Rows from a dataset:

## Start

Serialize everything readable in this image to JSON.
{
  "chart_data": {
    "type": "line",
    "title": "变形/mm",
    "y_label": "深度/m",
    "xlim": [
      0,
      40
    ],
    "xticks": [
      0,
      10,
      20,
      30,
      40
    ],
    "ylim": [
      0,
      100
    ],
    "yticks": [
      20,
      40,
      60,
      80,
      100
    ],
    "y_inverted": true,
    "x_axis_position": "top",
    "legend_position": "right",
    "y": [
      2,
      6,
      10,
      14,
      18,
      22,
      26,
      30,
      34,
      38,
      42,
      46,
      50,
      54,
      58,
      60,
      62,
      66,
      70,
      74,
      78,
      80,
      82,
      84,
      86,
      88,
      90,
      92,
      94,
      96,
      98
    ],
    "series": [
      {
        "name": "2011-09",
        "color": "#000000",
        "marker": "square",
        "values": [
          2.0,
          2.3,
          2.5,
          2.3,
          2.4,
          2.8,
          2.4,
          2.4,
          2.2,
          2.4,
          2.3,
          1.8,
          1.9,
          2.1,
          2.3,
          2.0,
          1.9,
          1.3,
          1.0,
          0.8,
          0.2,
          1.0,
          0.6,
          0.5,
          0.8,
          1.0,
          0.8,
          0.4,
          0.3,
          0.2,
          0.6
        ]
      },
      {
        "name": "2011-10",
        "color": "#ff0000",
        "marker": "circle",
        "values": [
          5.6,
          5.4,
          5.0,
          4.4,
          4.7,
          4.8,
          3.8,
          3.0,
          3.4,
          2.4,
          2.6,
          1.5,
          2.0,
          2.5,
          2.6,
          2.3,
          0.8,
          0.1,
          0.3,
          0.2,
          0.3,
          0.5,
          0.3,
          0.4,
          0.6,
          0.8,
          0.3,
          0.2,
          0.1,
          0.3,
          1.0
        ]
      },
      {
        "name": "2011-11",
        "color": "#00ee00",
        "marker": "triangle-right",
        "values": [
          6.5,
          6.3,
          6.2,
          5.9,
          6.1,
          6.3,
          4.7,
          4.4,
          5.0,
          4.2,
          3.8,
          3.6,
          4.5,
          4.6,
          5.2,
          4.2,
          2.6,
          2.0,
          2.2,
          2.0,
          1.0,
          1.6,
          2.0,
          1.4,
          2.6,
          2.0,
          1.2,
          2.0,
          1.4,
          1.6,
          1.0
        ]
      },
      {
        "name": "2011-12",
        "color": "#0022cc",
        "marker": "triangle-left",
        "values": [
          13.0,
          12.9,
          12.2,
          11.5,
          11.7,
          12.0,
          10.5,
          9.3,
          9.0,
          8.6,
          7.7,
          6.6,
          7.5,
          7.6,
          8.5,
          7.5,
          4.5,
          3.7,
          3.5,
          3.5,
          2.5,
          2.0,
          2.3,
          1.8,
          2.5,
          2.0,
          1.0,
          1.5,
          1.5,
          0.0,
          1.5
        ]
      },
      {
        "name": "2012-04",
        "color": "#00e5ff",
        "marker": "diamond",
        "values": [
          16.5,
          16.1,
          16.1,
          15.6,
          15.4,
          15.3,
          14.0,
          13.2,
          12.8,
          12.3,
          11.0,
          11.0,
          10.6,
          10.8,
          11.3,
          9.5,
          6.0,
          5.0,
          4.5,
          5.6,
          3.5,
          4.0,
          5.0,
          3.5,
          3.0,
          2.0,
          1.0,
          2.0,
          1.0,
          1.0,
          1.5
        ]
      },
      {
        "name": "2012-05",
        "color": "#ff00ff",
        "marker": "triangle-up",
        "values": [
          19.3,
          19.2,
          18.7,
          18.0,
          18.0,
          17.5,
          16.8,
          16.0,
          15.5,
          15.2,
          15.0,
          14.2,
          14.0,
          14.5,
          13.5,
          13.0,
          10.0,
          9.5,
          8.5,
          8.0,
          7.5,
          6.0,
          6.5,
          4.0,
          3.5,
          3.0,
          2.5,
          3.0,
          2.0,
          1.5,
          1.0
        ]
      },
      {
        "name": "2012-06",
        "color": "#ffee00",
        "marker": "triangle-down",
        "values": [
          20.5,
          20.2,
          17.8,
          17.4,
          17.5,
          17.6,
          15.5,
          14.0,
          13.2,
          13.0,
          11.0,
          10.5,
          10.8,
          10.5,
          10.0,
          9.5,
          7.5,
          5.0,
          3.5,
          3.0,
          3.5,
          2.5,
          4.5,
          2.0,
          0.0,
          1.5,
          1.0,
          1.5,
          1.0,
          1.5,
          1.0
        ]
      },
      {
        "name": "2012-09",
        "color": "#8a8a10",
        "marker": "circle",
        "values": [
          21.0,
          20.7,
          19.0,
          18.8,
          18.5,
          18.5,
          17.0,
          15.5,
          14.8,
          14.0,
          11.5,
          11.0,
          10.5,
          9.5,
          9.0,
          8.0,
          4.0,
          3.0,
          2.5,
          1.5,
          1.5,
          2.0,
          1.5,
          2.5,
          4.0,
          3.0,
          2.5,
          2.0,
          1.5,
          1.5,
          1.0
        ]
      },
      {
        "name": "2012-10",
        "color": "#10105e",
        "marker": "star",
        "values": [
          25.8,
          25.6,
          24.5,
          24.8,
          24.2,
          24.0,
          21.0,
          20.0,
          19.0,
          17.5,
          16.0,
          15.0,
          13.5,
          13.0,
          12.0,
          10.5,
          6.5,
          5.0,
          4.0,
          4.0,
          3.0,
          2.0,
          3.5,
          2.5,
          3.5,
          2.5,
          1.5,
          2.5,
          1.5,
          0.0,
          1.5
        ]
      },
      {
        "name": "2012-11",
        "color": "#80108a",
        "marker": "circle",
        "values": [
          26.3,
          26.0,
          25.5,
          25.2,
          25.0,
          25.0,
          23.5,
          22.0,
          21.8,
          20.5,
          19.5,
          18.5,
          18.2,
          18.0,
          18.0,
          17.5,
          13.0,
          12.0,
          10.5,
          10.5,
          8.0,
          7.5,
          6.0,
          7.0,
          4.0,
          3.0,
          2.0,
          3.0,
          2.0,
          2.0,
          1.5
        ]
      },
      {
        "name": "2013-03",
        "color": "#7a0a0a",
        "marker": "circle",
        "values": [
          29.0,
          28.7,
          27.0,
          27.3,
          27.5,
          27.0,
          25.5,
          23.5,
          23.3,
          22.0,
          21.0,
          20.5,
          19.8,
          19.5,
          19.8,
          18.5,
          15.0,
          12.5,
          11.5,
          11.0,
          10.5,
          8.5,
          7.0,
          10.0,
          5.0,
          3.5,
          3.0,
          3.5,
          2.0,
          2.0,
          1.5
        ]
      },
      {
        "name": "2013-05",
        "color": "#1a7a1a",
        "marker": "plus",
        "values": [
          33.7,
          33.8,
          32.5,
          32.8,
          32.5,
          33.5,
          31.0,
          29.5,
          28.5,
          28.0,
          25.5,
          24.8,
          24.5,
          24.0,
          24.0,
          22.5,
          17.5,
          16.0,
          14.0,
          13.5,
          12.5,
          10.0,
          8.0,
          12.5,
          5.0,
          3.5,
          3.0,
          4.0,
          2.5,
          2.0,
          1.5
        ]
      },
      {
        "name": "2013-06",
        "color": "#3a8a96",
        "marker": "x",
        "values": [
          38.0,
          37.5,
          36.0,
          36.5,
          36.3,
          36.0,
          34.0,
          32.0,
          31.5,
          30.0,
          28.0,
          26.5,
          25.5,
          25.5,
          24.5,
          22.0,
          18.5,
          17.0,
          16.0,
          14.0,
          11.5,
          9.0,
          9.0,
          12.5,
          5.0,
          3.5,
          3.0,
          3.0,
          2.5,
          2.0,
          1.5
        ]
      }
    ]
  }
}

## End

Task: Find the word "triangle" in the entries above and gather every line that holds it.

Task result:
        "marker": "triangle-right",
        "marker": "triangle-left",
        "marker": "triangle-up",
        "marker": "triangle-down",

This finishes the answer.